:: Work to complete ::
Leave the pictures out and transcribe every record exactly.

(Collected data)
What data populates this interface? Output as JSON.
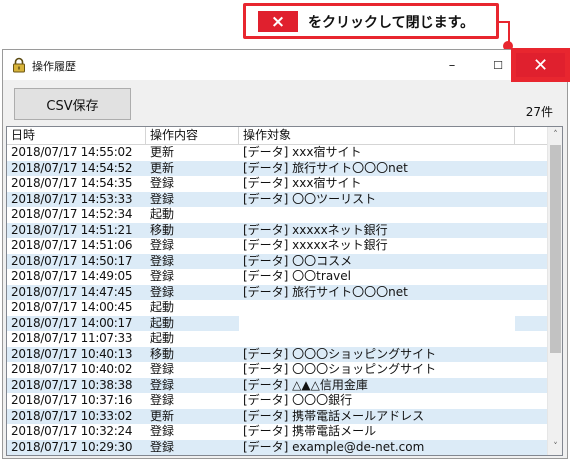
{
  "callout": {
    "x_label": "×",
    "text": "をクリックして閉じます。",
    "accent": "#e0202e"
  },
  "window": {
    "title": "操作履歴",
    "minimize_glyph": "–",
    "maximize_glyph": "☐",
    "close_glyph": "✕"
  },
  "toolbar": {
    "csv_button": "CSV保存",
    "count": "27件"
  },
  "list": {
    "headers": [
      "日時",
      "操作内容",
      "操作対象"
    ],
    "rows": [
      {
        "time": "2018/07/17 14:55:02",
        "op": "更新",
        "target": "[データ] xxx宿サイト"
      },
      {
        "time": "2018/07/17 14:54:52",
        "op": "更新",
        "target": "[データ] 旅行サイト〇〇〇net"
      },
      {
        "time": "2018/07/17 14:54:35",
        "op": "登録",
        "target": "[データ] xxx宿サイト"
      },
      {
        "time": "2018/07/17 14:53:33",
        "op": "登録",
        "target": "[データ] 〇〇ツーリスト"
      },
      {
        "time": "2018/07/17 14:52:34",
        "op": "起動",
        "target": ""
      },
      {
        "time": "2018/07/17 14:51:21",
        "op": "移動",
        "target": "[データ] xxxxxネット銀行"
      },
      {
        "time": "2018/07/17 14:51:06",
        "op": "登録",
        "target": "[データ] xxxxxネット銀行"
      },
      {
        "time": "2018/07/17 14:50:17",
        "op": "登録",
        "target": "[データ] 〇〇コスメ"
      },
      {
        "time": "2018/07/17 14:49:05",
        "op": "登録",
        "target": "[データ] 〇〇travel"
      },
      {
        "time": "2018/07/17 14:47:45",
        "op": "登録",
        "target": "[データ] 旅行サイト〇〇〇net"
      },
      {
        "time": "2018/07/17 14:00:45",
        "op": "起動",
        "target": ""
      },
      {
        "time": "2018/07/17 14:00:17",
        "op": "起動",
        "target": ""
      },
      {
        "time": "2018/07/17 11:07:33",
        "op": "起動",
        "target": ""
      },
      {
        "time": "2018/07/17 10:40:13",
        "op": "移動",
        "target": "[データ] 〇〇〇ショッピングサイト"
      },
      {
        "time": "2018/07/17 10:40:02",
        "op": "登録",
        "target": "[データ] 〇〇〇ショッピングサイト"
      },
      {
        "time": "2018/07/17 10:38:38",
        "op": "登録",
        "target": "[データ] △▲△信用金庫"
      },
      {
        "time": "2018/07/17 10:37:16",
        "op": "登録",
        "target": "[データ] 〇〇〇銀行"
      },
      {
        "time": "2018/07/17 10:33:02",
        "op": "更新",
        "target": "[データ] 携帯電話メールアドレス"
      },
      {
        "time": "2018/07/17 10:32:24",
        "op": "登録",
        "target": "[データ] 携帯電話メール"
      },
      {
        "time": "2018/07/17 10:29:30",
        "op": "登録",
        "target": "[データ] example@de-net.com"
      }
    ]
  },
  "scrollbar": {
    "up_glyph": "˄",
    "down_glyph": "˅"
  }
}
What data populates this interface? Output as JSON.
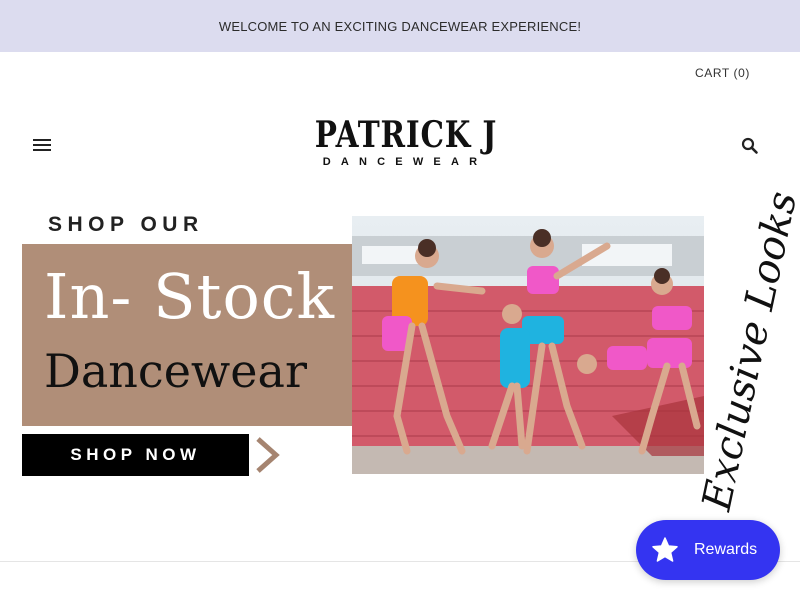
{
  "announcement": {
    "text": "WELCOME TO AN EXCITING DANCEWEAR EXPERIENCE!"
  },
  "header": {
    "cart_label": "CART (0)",
    "logo_title": "PATRICK J",
    "logo_subtitle": "DANCEWEAR",
    "menu_icon": "hamburger-menu-icon",
    "search_icon": "search-icon"
  },
  "banner": {
    "kicker": "SHOP OUR",
    "headline": "In- Stock",
    "subheadline": "Dancewear",
    "cta_label": "SHOP NOW",
    "script_text": "Exclusive Looks",
    "colors": {
      "tan": "#b08e78",
      "cta_bg": "#000000",
      "arrow": "#a58470"
    }
  },
  "rewards": {
    "label": "Rewards",
    "icon": "star-icon",
    "color": "#3434f1"
  }
}
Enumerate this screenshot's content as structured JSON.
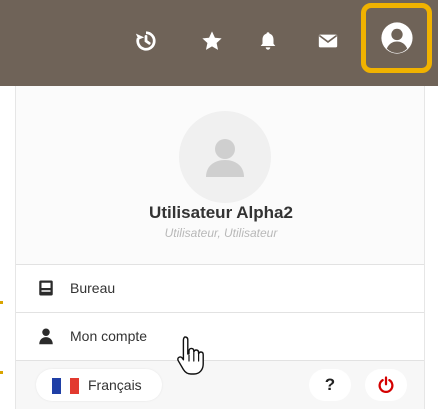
{
  "topbar": {
    "icons": [
      "history-icon",
      "star-icon",
      "bell-icon",
      "mail-icon",
      "user-circle-icon"
    ],
    "bg_color": "#6f6358",
    "highlight_color": "#f0b200"
  },
  "user": {
    "name": "Utilisateur Alpha2",
    "roles": "Utilisateur, Utilisateur"
  },
  "menu": {
    "items": [
      {
        "label": "Bureau",
        "icon": "desktop-icon"
      },
      {
        "label": "Mon compte",
        "icon": "user-icon"
      }
    ]
  },
  "footer": {
    "language": "Français",
    "help_label": "?",
    "power_color": "#d40000"
  }
}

:: Task answer ::
What data populates this interface? Output as JSON.
{
  "callout": {
    "x_label": "×",
    "text": "をクリックして閉じます。",
    "accent": "#e0202e"
  },
  "window": {
    "title": "操作履歴",
    "minimize_glyph": "–",
    "maximize_glyph": "☐",
    "close_glyph": "✕"
  },
  "toolbar": {
    "csv_button": "CSV保存",
    "count": "27件"
  },
  "list": {
    "headers": [
      "日時",
      "操作内容",
      "操作対象"
    ],
    "rows": [
      {
        "time": "2018/07/17 14:55:02",
        "op": "更新",
        "target": "[データ] xxx宿サイト"
      },
      {
        "time": "2018/07/17 14:54:52",
        "op": "更新",
        "target": "[データ] 旅行サイト〇〇〇net"
      },
      {
        "time": "2018/07/17 14:54:35",
        "op": "登録",
        "target": "[データ] xxx宿サイト"
      },
      {
        "time": "2018/07/17 14:53:33",
        "op": "登録",
        "target": "[データ] 〇〇ツーリスト"
      },
      {
        "time": "2018/07/17 14:52:34",
        "op": "起動",
        "target": ""
      },
      {
        "time": "2018/07/17 14:51:21",
        "op": "移動",
        "target": "[データ] xxxxxネット銀行"
      },
      {
        "time": "2018/07/17 14:51:06",
        "op": "登録",
        "target": "[データ] xxxxxネット銀行"
      },
      {
        "time": "2018/07/17 14:50:17",
        "op": "登録",
        "target": "[データ] 〇〇コスメ"
      },
      {
        "time": "2018/07/17 14:49:05",
        "op": "登録",
        "target": "[データ] 〇〇travel"
      },
      {
        "time": "2018/07/17 14:47:45",
        "op": "登録",
        "target": "[データ] 旅行サイト〇〇〇net"
      },
      {
        "time": "2018/07/17 14:00:45",
        "op": "起動",
        "target": ""
      },
      {
        "time": "2018/07/17 14:00:17",
        "op": "起動",
        "target": ""
      },
      {
        "time": "2018/07/17 11:07:33",
        "op": "起動",
        "target": ""
      },
      {
        "time": "2018/07/17 10:40:13",
        "op": "移動",
        "target": "[データ] 〇〇〇ショッピングサイト"
      },
      {
        "time": "2018/07/17 10:40:02",
        "op": "登録",
        "target": "[データ] 〇〇〇ショッピングサイト"
      },
      {
        "time": "2018/07/17 10:38:38",
        "op": "登録",
        "target": "[データ] △▲△信用金庫"
      },
      {
        "time": "2018/07/17 10:37:16",
        "op": "登録",
        "target": "[データ] 〇〇〇銀行"
      },
      {
        "time": "2018/07/17 10:33:02",
        "op": "更新",
        "target": "[データ] 携帯電話メールアドレス"
      },
      {
        "time": "2018/07/17 10:32:24",
        "op": "登録",
        "target": "[データ] 携帯電話メール"
      },
      {
        "time": "2018/07/17 10:29:30",
        "op": "登録",
        "target": "[データ] example@de-net.com"
      }
    ]
  },
  "scrollbar": {
    "up_glyph": "˄",
    "down_glyph": "˅"
  }
}
What data populates this interface? Output as JSON.
{
  "announcement": {
    "text": "WELCOME TO AN EXCITING DANCEWEAR EXPERIENCE!"
  },
  "header": {
    "cart_label": "CART (0)",
    "logo_title": "PATRICK J",
    "logo_subtitle": "DANCEWEAR",
    "menu_icon": "hamburger-menu-icon",
    "search_icon": "search-icon"
  },
  "banner": {
    "kicker": "SHOP OUR",
    "headline": "In- Stock",
    "subheadline": "Dancewear",
    "cta_label": "SHOP NOW",
    "script_text": "Exclusive Looks",
    "colors": {
      "tan": "#b08e78",
      "cta_bg": "#000000",
      "arrow": "#a58470"
    }
  },
  "rewards": {
    "label": "Rewards",
    "icon": "star-icon",
    "color": "#3434f1"
  }
}
Enumerate this screenshot's content as structured JSON.
{
  "topbar": {
    "icons": [
      "history-icon",
      "star-icon",
      "bell-icon",
      "mail-icon",
      "user-circle-icon"
    ],
    "bg_color": "#6f6358",
    "highlight_color": "#f0b200"
  },
  "user": {
    "name": "Utilisateur Alpha2",
    "roles": "Utilisateur, Utilisateur"
  },
  "menu": {
    "items": [
      {
        "label": "Bureau",
        "icon": "desktop-icon"
      },
      {
        "label": "Mon compte",
        "icon": "user-icon"
      }
    ]
  },
  "footer": {
    "language": "Français",
    "help_label": "?",
    "power_color": "#d40000"
  }
}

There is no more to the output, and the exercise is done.